** START DATA **

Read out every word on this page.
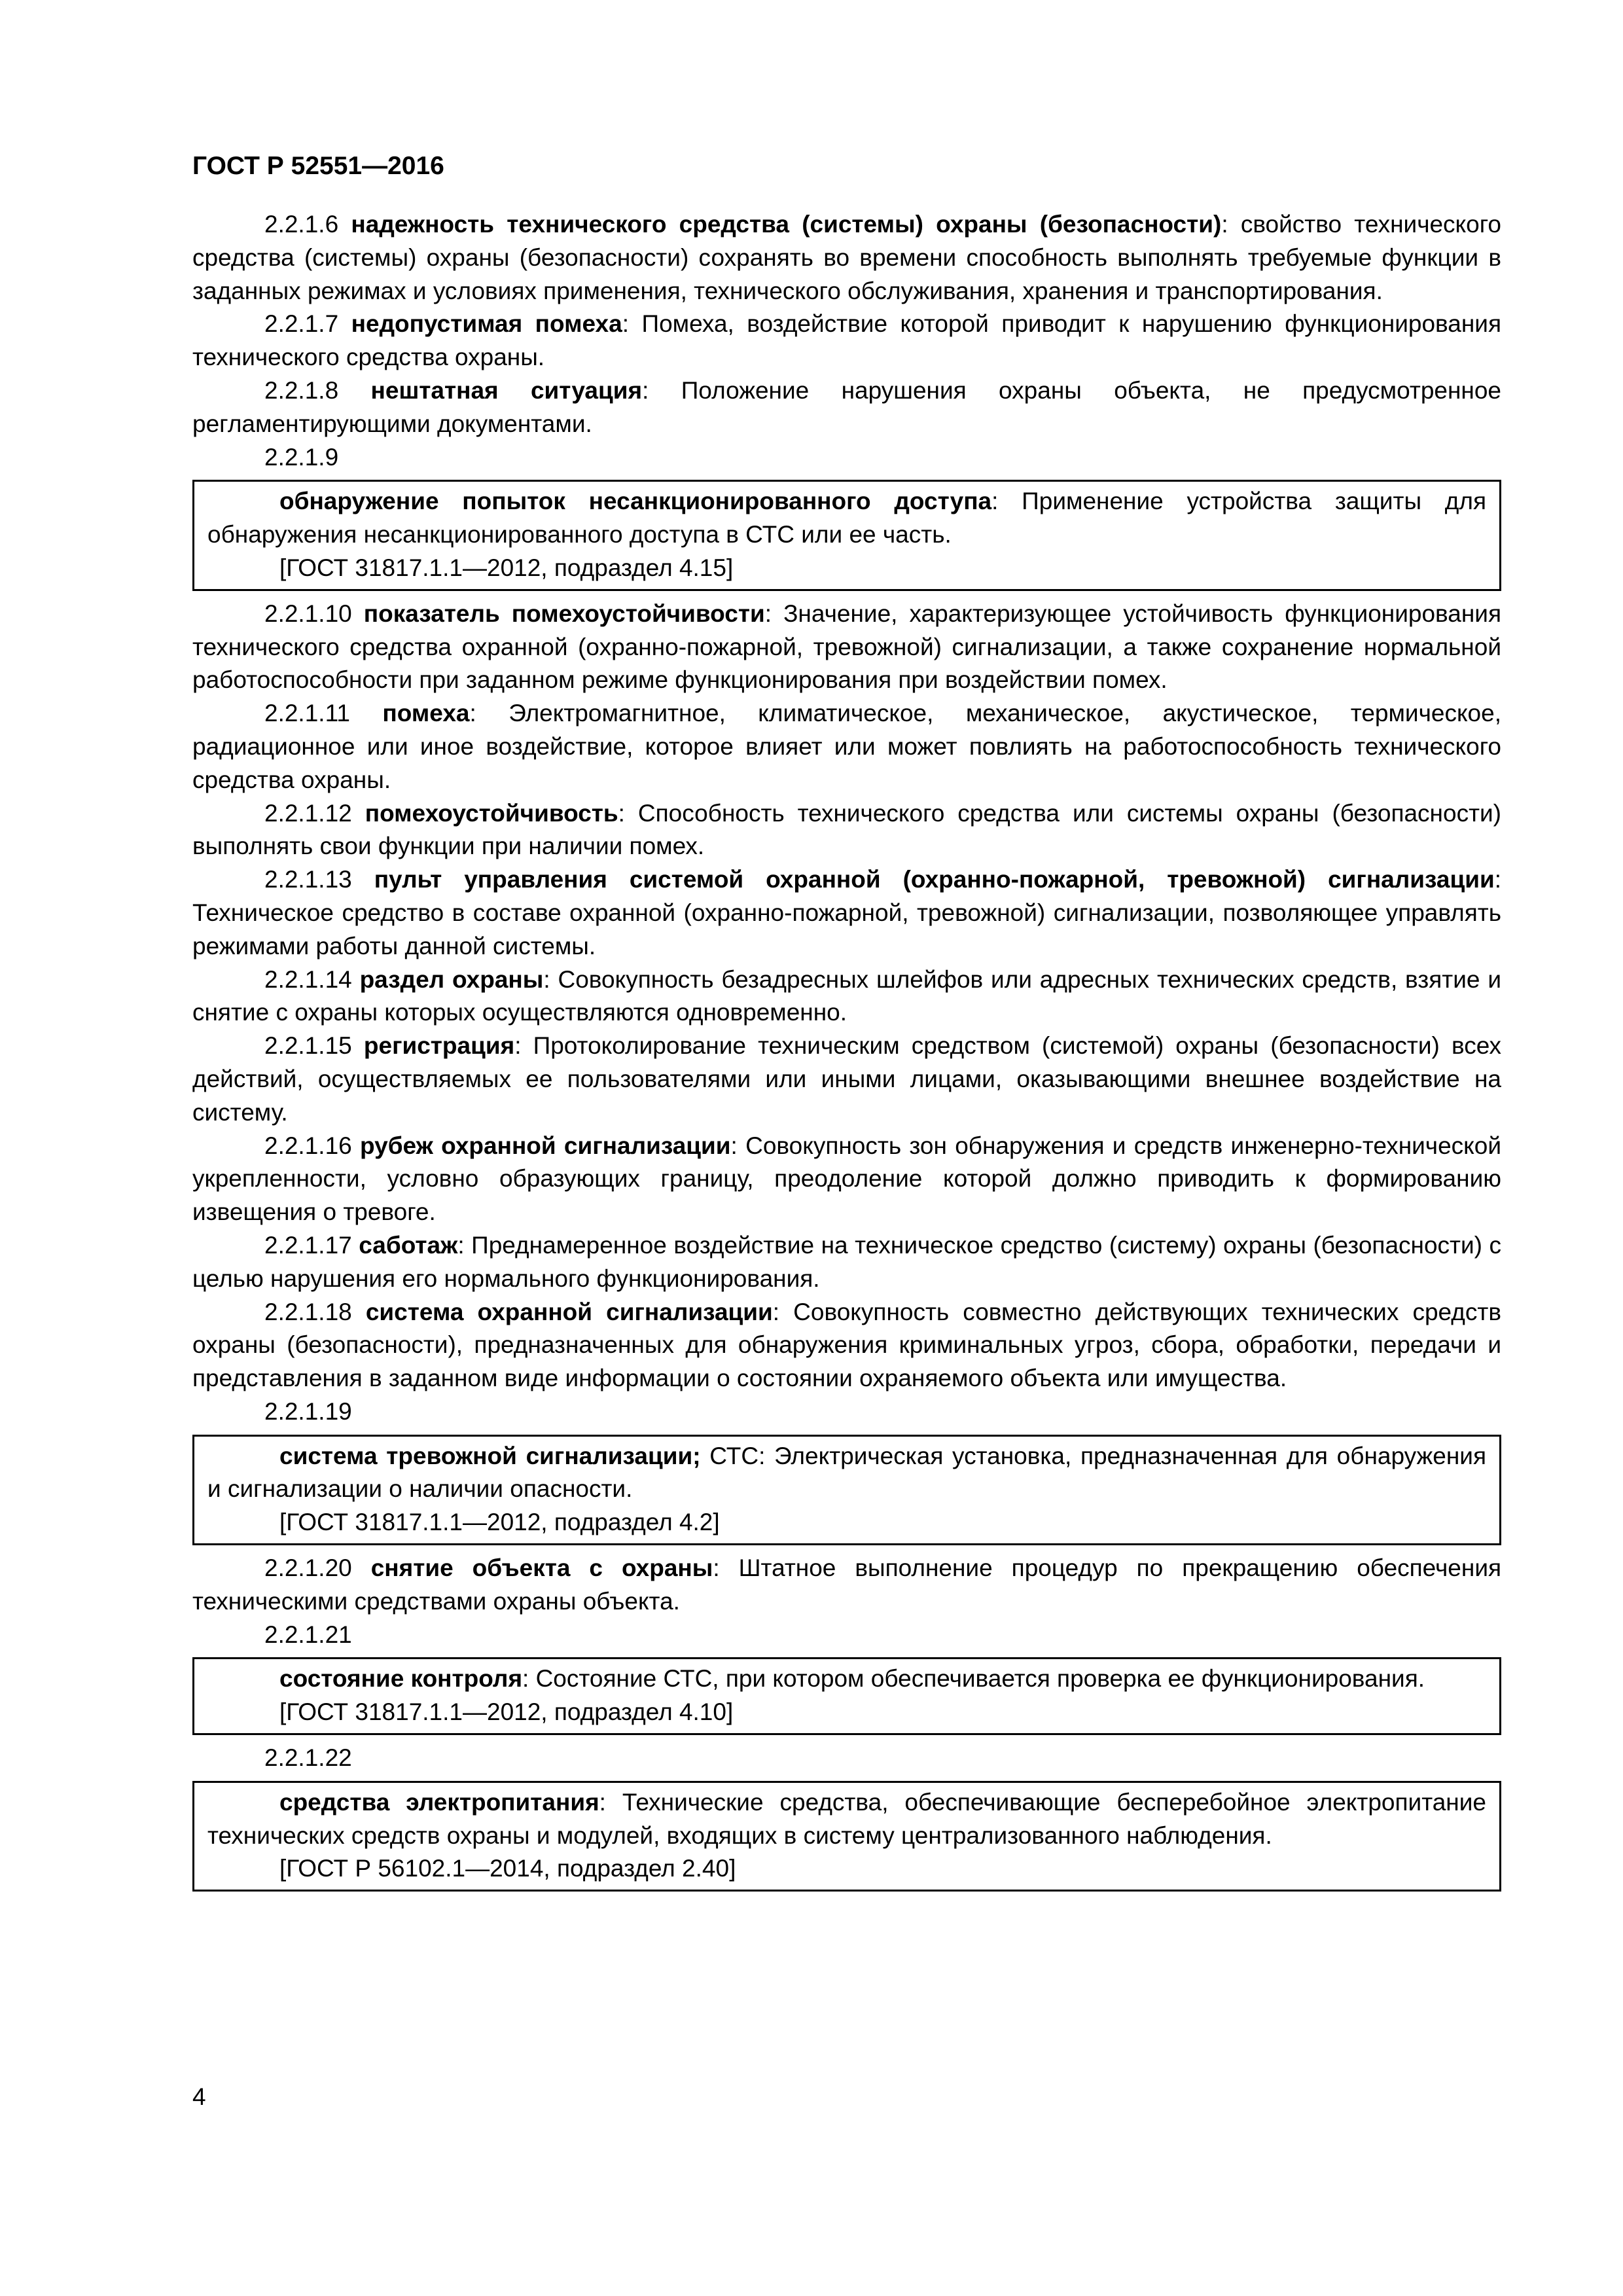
ГОСТ Р 52551—2016

2.2.1.6 надежность технического средства (системы) охраны (безопасности): свойство технического средства (системы) охраны (безопасности) сохранять во времени способность выполнять требуемые функции в заданных режимах и условиях применения, технического обслуживания, хранения и транспортирования.

2.2.1.7 недопустимая помеха: Помеха, воздействие которой приводит к нарушению функционирования технического средства охраны.

2.2.1.8 нештатная ситуация: Положение нарушения охраны объекта, не предусмотренное регламентирующими документами.

2.2.1.9

обнаружение попыток несанкционированного доступа: Применение устройства защиты для обнаружения несанкционированного доступа в СТС или ее часть.

[ГОСТ 31817.1.1—2012, подраздел 4.15]

2.2.1.10 показатель помехоустойчивости: Значение, характеризующее устойчивость функционирования технического средства охранной (охранно-пожарной, тревожной) сигнализации, а также сохранение нормальной работоспособности при заданном режиме функционирования при воздействии помех.

2.2.1.11 помеха: Электромагнитное, климатическое, механическое, акустическое, термическое, радиационное или иное воздействие, которое влияет или может повлиять на работоспособность технического средства охраны.

2.2.1.12 помехоустойчивость: Способность технического средства или системы охраны (безопасности) выполнять свои функции при наличии помех.

2.2.1.13 пульт управления системой охранной (охранно-пожарной, тревожной) сигнализации: Техническое средство в составе охранной (охранно-пожарной, тревожной) сигнализации, позволяющее управлять режимами работы данной системы.

2.2.1.14 раздел охраны: Совокупность безадресных шлейфов или адресных технических средств, взятие и снятие с охраны которых осуществляются одновременно.

2.2.1.15 регистрация: Протоколирование техническим средством (системой) охраны (безопасности) всех действий, осуществляемых ее пользователями или иными лицами, оказывающими внешнее воздействие на систему.

2.2.1.16 рубеж охранной сигнализации: Совокупность зон обнаружения и средств инженерно-технической укрепленности, условно образующих границу, преодоление которой должно приводить к формированию извещения о тревоге.

2.2.1.17 саботаж: Преднамеренное воздействие на техническое средство (систему) охраны (безопасности) с целью нарушения его нормального функционирования.

2.2.1.18 система охранной сигнализации: Совокупность совместно действующих технических средств охраны (безопасности), предназначенных для обнаружения криминальных угроз, сбора, обработки, передачи и представления в заданном виде информации о состоянии охраняемого объекта или имущества.

2.2.1.19

система тревожной сигнализации; СТС: Электрическая установка, предназначенная для обнаружения и сигнализации о наличии опасности.

[ГОСТ 31817.1.1—2012, подраздел 4.2]

2.2.1.20 снятие объекта с охраны: Штатное выполнение процедур по прекращению обеспечения техническими средствами охраны объекта.

2.2.1.21

состояние контроля: Состояние СТС, при котором обеспечивается проверка ее функционирования.

[ГОСТ 31817.1.1—2012, подраздел 4.10]

2.2.1.22

средства электропитания: Технические средства, обеспечивающие бесперебойное электропитание технических средств охраны и модулей, входящих в систему централизованного наблюдения.

[ГОСТ Р 56102.1—2014, подраздел 2.40]

4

** END DATA **

PROBLEM DESCRIPTION: Each record above is to be restated exactly, with its pictures removed from the copy.

SOLUTION TO THIS TASK:
Read out every word on this page.
ГОСТ Р 52551—2016

2.2.1.6 надежность технического средства (системы) охраны (безопасности): свойство технического средства (системы) охраны (безопасности) сохранять во времени способность выполнять требуемые функции в заданных режимах и условиях применения, технического обслуживания, хранения и транспортирования.

2.2.1.7 недопустимая помеха: Помеха, воздействие которой приводит к нарушению функционирования технического средства охраны.

2.2.1.8 нештатная ситуация: Положение нарушения охраны объекта, не предусмотренное регламентирующими документами.

2.2.1.9

обнаружение попыток несанкционированного доступа: Применение устройства защиты для обнаружения несанкционированного доступа в СТС или ее часть.

[ГОСТ 31817.1.1—2012, подраздел 4.15]

2.2.1.10 показатель помехоустойчивости: Значение, характеризующее устойчивость функционирования технического средства охранной (охранно-пожарной, тревожной) сигнализации, а также сохранение нормальной работоспособности при заданном режиме функционирования при воздействии помех.

2.2.1.11 помеха: Электромагнитное, климатическое, механическое, акустическое, термическое, радиационное или иное воздействие, которое влияет или может повлиять на работоспособность технического средства охраны.

2.2.1.12 помехоустойчивость: Способность технического средства или системы охраны (безопасности) выполнять свои функции при наличии помех.

2.2.1.13 пульт управления системой охранной (охранно-пожарной, тревожной) сигнализации: Техническое средство в составе охранной (охранно-пожарной, тревожной) сигнализации, позволяющее управлять режимами работы данной системы.

2.2.1.14 раздел охраны: Совокупность безадресных шлейфов или адресных технических средств, взятие и снятие с охраны которых осуществляются одновременно.

2.2.1.15 регистрация: Протоколирование техническим средством (системой) охраны (безопасности) всех действий, осуществляемых ее пользователями или иными лицами, оказывающими внешнее воздействие на систему.

2.2.1.16 рубеж охранной сигнализации: Совокупность зон обнаружения и средств инженерно-технической укрепленности, условно образующих границу, преодоление которой должно приводить к формированию извещения о тревоге.

2.2.1.17 саботаж: Преднамеренное воздействие на техническое средство (систему) охраны (безопасности) с целью нарушения его нормального функционирования.

2.2.1.18 система охранной сигнализации: Совокупность совместно действующих технических средств охраны (безопасности), предназначенных для обнаружения криминальных угроз, сбора, обработки, передачи и представления в заданном виде информации о состоянии охраняемого объекта или имущества.

2.2.1.19

система тревожной сигнализации; СТС: Электрическая установка, предназначенная для обнаружения и сигнализации о наличии опасности.

[ГОСТ 31817.1.1—2012, подраздел 4.2]

2.2.1.20 снятие объекта с охраны: Штатное выполнение процедур по прекращению обеспечения техническими средствами охраны объекта.

2.2.1.21

состояние контроля: Состояние СТС, при котором обеспечивается проверка ее функционирования.

[ГОСТ 31817.1.1—2012, подраздел 4.10]

2.2.1.22

средства электропитания: Технические средства, обеспечивающие бесперебойное электропитание технических средств охраны и модулей, входящих в систему централизованного наблюдения.

[ГОСТ Р 56102.1—2014, подраздел 2.40]

4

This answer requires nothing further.